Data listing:
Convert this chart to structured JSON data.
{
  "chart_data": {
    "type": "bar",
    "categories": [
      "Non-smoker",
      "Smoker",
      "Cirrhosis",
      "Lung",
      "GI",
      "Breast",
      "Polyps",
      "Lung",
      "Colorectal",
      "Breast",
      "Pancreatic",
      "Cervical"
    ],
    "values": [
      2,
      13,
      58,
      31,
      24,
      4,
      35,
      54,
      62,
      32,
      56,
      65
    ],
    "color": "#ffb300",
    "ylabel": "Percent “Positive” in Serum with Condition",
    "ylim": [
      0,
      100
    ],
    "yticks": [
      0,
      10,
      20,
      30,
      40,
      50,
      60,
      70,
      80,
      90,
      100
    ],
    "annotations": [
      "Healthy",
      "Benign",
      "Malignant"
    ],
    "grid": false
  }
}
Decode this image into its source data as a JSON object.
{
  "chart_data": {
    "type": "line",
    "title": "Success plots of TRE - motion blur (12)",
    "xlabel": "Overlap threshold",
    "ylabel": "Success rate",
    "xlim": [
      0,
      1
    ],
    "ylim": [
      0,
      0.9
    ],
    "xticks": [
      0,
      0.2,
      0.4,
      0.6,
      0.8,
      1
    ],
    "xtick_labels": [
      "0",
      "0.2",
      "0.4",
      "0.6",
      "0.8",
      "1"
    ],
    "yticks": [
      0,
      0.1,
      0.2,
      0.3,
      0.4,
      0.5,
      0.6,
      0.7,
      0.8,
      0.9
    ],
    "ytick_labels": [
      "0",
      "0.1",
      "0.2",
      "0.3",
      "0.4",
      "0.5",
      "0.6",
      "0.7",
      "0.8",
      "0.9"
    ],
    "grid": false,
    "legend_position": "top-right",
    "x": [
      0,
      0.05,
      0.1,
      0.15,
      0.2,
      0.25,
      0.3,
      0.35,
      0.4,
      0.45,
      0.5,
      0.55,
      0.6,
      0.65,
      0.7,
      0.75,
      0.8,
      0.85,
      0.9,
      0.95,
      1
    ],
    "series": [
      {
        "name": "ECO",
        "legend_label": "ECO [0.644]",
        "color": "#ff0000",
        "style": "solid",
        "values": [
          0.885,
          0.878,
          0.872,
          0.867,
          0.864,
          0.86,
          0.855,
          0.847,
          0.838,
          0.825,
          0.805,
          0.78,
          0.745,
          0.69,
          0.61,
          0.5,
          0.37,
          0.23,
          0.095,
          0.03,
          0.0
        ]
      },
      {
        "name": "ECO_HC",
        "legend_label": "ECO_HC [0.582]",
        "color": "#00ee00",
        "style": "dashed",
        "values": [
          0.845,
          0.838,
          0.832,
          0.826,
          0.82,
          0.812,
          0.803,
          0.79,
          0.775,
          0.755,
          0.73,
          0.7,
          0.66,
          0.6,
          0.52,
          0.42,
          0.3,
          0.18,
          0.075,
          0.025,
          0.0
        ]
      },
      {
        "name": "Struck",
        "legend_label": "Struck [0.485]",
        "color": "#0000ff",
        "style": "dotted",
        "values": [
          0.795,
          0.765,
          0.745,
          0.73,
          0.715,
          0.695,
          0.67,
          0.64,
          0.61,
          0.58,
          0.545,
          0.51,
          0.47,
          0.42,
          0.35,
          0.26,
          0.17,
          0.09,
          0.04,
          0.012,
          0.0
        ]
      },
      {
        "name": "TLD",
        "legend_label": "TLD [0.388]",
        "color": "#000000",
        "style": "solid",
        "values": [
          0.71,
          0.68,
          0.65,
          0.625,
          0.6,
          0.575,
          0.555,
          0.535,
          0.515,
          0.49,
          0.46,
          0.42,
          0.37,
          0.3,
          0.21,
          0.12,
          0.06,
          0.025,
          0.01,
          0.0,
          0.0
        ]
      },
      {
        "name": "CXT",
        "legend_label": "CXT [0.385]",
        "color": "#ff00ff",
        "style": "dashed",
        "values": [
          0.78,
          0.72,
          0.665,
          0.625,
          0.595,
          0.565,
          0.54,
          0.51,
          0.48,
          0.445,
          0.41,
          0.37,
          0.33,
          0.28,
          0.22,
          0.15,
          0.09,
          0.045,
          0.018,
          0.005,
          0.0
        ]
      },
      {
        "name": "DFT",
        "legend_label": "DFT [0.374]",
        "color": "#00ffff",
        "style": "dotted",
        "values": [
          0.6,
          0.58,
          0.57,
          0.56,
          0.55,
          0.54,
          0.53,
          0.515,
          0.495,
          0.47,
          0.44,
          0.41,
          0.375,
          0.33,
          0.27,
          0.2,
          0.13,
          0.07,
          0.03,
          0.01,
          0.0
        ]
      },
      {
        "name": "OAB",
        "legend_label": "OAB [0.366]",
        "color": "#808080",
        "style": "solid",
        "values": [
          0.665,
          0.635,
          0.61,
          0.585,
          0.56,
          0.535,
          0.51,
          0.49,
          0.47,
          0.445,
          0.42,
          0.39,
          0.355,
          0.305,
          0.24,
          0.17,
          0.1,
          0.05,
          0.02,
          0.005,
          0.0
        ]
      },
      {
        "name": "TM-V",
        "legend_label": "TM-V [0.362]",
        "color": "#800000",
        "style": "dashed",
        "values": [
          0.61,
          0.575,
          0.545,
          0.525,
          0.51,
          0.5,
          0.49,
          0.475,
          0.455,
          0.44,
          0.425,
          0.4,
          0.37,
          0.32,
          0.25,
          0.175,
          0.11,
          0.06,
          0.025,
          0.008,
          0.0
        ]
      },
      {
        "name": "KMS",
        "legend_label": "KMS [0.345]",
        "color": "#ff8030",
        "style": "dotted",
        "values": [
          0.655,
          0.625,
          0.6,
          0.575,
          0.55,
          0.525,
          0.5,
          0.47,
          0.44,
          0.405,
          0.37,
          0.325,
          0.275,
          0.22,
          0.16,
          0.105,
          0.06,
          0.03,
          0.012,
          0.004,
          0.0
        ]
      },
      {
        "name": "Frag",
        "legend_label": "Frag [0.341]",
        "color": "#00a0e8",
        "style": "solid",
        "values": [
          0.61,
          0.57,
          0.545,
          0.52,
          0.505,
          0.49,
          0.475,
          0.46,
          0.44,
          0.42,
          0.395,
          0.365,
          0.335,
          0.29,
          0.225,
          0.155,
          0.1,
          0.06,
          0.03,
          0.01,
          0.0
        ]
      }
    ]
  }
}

#### Exercise directions
Repeat each record exactly. Omit nothing.

#### Answer to this exercise
Convert this chart to structured JSON data.
{
  "chart_data": {
    "type": "bar",
    "categories": [
      "Non-smoker",
      "Smoker",
      "Cirrhosis",
      "Lung",
      "GI",
      "Breast",
      "Polyps",
      "Lung",
      "Colorectal",
      "Breast",
      "Pancreatic",
      "Cervical"
    ],
    "values": [
      2,
      13,
      58,
      31,
      24,
      4,
      35,
      54,
      62,
      32,
      56,
      65
    ],
    "color": "#ffb300",
    "ylabel": "Percent “Positive” in Serum with Condition",
    "ylim": [
      0,
      100
    ],
    "yticks": [
      0,
      10,
      20,
      30,
      40,
      50,
      60,
      70,
      80,
      90,
      100
    ],
    "annotations": [
      "Healthy",
      "Benign",
      "Malignant"
    ],
    "grid": false
  }
}
Decode this image into its source data as a JSON object.
{
  "chart_data": {
    "type": "line",
    "title": "Success plots of TRE - motion blur (12)",
    "xlabel": "Overlap threshold",
    "ylabel": "Success rate",
    "xlim": [
      0,
      1
    ],
    "ylim": [
      0,
      0.9
    ],
    "xticks": [
      0,
      0.2,
      0.4,
      0.6,
      0.8,
      1
    ],
    "xtick_labels": [
      "0",
      "0.2",
      "0.4",
      "0.6",
      "0.8",
      "1"
    ],
    "yticks": [
      0,
      0.1,
      0.2,
      0.3,
      0.4,
      0.5,
      0.6,
      0.7,
      0.8,
      0.9
    ],
    "ytick_labels": [
      "0",
      "0.1",
      "0.2",
      "0.3",
      "0.4",
      "0.5",
      "0.6",
      "0.7",
      "0.8",
      "0.9"
    ],
    "grid": false,
    "legend_position": "top-right",
    "x": [
      0,
      0.05,
      0.1,
      0.15,
      0.2,
      0.25,
      0.3,
      0.35,
      0.4,
      0.45,
      0.5,
      0.55,
      0.6,
      0.65,
      0.7,
      0.75,
      0.8,
      0.85,
      0.9,
      0.95,
      1
    ],
    "series": [
      {
        "name": "ECO",
        "legend_label": "ECO [0.644]",
        "color": "#ff0000",
        "style": "solid",
        "values": [
          0.885,
          0.878,
          0.872,
          0.867,
          0.864,
          0.86,
          0.855,
          0.847,
          0.838,
          0.825,
          0.805,
          0.78,
          0.745,
          0.69,
          0.61,
          0.5,
          0.37,
          0.23,
          0.095,
          0.03,
          0.0
        ]
      },
      {
        "name": "ECO_HC",
        "legend_label": "ECO_HC [0.582]",
        "color": "#00ee00",
        "style": "dashed",
        "values": [
          0.845,
          0.838,
          0.832,
          0.826,
          0.82,
          0.812,
          0.803,
          0.79,
          0.775,
          0.755,
          0.73,
          0.7,
          0.66,
          0.6,
          0.52,
          0.42,
          0.3,
          0.18,
          0.075,
          0.025,
          0.0
        ]
      },
      {
        "name": "Struck",
        "legend_label": "Struck [0.485]",
        "color": "#0000ff",
        "style": "dotted",
        "values": [
          0.795,
          0.765,
          0.745,
          0.73,
          0.715,
          0.695,
          0.67,
          0.64,
          0.61,
          0.58,
          0.545,
          0.51,
          0.47,
          0.42,
          0.35,
          0.26,
          0.17,
          0.09,
          0.04,
          0.012,
          0.0
        ]
      },
      {
        "name": "TLD",
        "legend_label": "TLD [0.388]",
        "color": "#000000",
        "style": "solid",
        "values": [
          0.71,
          0.68,
          0.65,
          0.625,
          0.6,
          0.575,
          0.555,
          0.535,
          0.515,
          0.49,
          0.46,
          0.42,
          0.37,
          0.3,
          0.21,
          0.12,
          0.06,
          0.025,
          0.01,
          0.0,
          0.0
        ]
      },
      {
        "name": "CXT",
        "legend_label": "CXT [0.385]",
        "color": "#ff00ff",
        "style": "dashed",
        "values": [
          0.78,
          0.72,
          0.665,
          0.625,
          0.595,
          0.565,
          0.54,
          0.51,
          0.48,
          0.445,
          0.41,
          0.37,
          0.33,
          0.28,
          0.22,
          0.15,
          0.09,
          0.045,
          0.018,
          0.005,
          0.0
        ]
      },
      {
        "name": "DFT",
        "legend_label": "DFT [0.374]",
        "color": "#00ffff",
        "style": "dotted",
        "values": [
          0.6,
          0.58,
          0.57,
          0.56,
          0.55,
          0.54,
          0.53,
          0.515,
          0.495,
          0.47,
          0.44,
          0.41,
          0.375,
          0.33,
          0.27,
          0.2,
          0.13,
          0.07,
          0.03,
          0.01,
          0.0
        ]
      },
      {
        "name": "OAB",
        "legend_label": "OAB [0.366]",
        "color": "#808080",
        "style": "solid",
        "values": [
          0.665,
          0.635,
          0.61,
          0.585,
          0.56,
          0.535,
          0.51,
          0.49,
          0.47,
          0.445,
          0.42,
          0.39,
          0.355,
          0.305,
          0.24,
          0.17,
          0.1,
          0.05,
          0.02,
          0.005,
          0.0
        ]
      },
      {
        "name": "TM-V",
        "legend_label": "TM-V [0.362]",
        "color": "#800000",
        "style": "dashed",
        "values": [
          0.61,
          0.575,
          0.545,
          0.525,
          0.51,
          0.5,
          0.49,
          0.475,
          0.455,
          0.44,
          0.425,
          0.4,
          0.37,
          0.32,
          0.25,
          0.175,
          0.11,
          0.06,
          0.025,
          0.008,
          0.0
        ]
      },
      {
        "name": "KMS",
        "legend_label": "KMS [0.345]",
        "color": "#ff8030",
        "style": "dotted",
        "values": [
          0.655,
          0.625,
          0.6,
          0.575,
          0.55,
          0.525,
          0.5,
          0.47,
          0.44,
          0.405,
          0.37,
          0.325,
          0.275,
          0.22,
          0.16,
          0.105,
          0.06,
          0.03,
          0.012,
          0.004,
          0.0
        ]
      },
      {
        "name": "Frag",
        "legend_label": "Frag [0.341]",
        "color": "#00a0e8",
        "style": "solid",
        "values": [
          0.61,
          0.57,
          0.545,
          0.52,
          0.505,
          0.49,
          0.475,
          0.46,
          0.44,
          0.42,
          0.395,
          0.365,
          0.335,
          0.29,
          0.225,
          0.155,
          0.1,
          0.06,
          0.03,
          0.01,
          0.0
        ]
      }
    ]
  }
}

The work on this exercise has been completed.